Exercise task |
From the entries that follow, list every line in which the string "abrir" appears.

Dataset rows |
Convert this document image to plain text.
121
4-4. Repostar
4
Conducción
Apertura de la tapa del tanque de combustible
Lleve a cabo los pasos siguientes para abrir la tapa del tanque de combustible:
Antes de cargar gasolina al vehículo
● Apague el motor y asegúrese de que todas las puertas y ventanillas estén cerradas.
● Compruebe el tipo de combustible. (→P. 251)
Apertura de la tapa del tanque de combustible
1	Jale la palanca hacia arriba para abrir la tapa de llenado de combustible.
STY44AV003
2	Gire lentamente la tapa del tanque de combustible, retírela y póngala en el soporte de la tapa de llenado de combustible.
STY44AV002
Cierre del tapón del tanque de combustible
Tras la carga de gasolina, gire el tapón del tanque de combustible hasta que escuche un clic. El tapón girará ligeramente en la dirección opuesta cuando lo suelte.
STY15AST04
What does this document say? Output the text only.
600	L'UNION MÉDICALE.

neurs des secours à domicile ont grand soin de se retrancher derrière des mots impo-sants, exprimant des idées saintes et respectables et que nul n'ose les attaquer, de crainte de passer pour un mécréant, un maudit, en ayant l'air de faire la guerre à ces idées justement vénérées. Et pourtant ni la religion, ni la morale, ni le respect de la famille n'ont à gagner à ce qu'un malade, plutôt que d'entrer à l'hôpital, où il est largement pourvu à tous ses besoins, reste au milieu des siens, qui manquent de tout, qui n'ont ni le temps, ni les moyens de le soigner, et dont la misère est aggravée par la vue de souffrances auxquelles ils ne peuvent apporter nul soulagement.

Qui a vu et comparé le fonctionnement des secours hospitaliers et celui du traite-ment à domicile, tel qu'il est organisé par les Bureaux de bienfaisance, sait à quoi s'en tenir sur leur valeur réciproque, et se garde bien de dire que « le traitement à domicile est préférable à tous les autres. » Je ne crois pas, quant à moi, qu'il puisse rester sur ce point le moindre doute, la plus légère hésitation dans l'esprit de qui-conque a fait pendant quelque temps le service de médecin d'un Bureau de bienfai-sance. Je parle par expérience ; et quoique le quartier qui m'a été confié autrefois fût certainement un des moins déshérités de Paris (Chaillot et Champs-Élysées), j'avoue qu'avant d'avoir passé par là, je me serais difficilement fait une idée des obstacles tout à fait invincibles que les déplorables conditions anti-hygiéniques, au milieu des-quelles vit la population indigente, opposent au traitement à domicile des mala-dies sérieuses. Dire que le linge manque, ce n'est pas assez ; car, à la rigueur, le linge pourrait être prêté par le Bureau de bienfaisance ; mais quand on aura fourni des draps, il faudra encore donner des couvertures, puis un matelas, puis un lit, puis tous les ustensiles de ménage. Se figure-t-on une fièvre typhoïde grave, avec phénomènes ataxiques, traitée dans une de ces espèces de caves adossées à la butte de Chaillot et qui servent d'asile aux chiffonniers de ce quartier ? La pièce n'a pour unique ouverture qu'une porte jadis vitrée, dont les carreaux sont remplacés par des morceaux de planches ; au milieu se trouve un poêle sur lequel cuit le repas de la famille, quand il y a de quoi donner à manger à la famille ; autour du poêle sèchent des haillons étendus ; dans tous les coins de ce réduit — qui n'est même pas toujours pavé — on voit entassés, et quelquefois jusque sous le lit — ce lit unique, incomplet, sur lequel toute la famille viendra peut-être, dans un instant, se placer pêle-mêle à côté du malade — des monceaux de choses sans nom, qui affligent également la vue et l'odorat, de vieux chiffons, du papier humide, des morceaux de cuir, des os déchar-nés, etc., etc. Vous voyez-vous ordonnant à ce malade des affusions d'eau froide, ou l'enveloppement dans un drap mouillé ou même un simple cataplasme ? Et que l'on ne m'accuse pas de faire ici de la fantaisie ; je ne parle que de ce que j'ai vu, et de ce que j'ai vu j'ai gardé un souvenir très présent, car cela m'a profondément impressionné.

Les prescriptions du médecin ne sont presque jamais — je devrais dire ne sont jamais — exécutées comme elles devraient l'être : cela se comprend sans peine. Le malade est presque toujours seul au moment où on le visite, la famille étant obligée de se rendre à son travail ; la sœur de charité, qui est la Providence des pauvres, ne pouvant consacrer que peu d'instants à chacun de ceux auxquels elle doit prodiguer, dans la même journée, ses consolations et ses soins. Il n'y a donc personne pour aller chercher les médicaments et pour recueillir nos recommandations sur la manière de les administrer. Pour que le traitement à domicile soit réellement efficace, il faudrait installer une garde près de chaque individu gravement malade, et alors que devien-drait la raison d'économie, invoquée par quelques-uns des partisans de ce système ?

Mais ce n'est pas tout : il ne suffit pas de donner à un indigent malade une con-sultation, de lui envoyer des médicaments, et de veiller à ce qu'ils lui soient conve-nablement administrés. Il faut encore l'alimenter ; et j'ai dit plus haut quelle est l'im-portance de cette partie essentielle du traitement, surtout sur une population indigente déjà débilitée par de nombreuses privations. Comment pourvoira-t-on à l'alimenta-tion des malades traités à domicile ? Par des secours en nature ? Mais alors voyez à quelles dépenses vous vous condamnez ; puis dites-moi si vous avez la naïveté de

==

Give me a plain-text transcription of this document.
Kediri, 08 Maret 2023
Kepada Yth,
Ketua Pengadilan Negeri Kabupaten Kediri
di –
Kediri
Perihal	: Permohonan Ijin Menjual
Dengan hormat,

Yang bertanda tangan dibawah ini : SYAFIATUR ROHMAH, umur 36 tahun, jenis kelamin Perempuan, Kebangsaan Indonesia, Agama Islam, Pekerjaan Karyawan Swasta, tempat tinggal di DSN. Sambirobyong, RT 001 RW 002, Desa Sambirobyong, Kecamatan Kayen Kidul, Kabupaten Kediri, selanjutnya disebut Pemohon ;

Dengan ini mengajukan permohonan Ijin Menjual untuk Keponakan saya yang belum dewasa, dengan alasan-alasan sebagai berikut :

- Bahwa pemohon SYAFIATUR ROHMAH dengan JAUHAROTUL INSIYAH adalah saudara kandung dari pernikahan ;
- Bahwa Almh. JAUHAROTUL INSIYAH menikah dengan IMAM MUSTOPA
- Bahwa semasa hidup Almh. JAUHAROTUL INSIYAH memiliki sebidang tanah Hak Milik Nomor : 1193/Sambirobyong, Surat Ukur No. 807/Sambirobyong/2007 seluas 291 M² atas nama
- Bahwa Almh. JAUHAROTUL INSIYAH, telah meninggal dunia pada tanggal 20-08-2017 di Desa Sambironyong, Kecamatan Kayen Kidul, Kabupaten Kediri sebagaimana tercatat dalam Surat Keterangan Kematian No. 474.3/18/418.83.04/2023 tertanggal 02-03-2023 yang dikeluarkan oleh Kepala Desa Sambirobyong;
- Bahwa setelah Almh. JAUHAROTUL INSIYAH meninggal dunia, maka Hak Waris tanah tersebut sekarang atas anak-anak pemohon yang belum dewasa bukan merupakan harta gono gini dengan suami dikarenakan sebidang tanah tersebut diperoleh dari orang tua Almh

Result of this task |
Lleve a cabo los pasos siguientes para abrir la tapa del tanque de combustible:
1	Jale la palanca hacia arriba para abrir la tapa de llenado de combustible.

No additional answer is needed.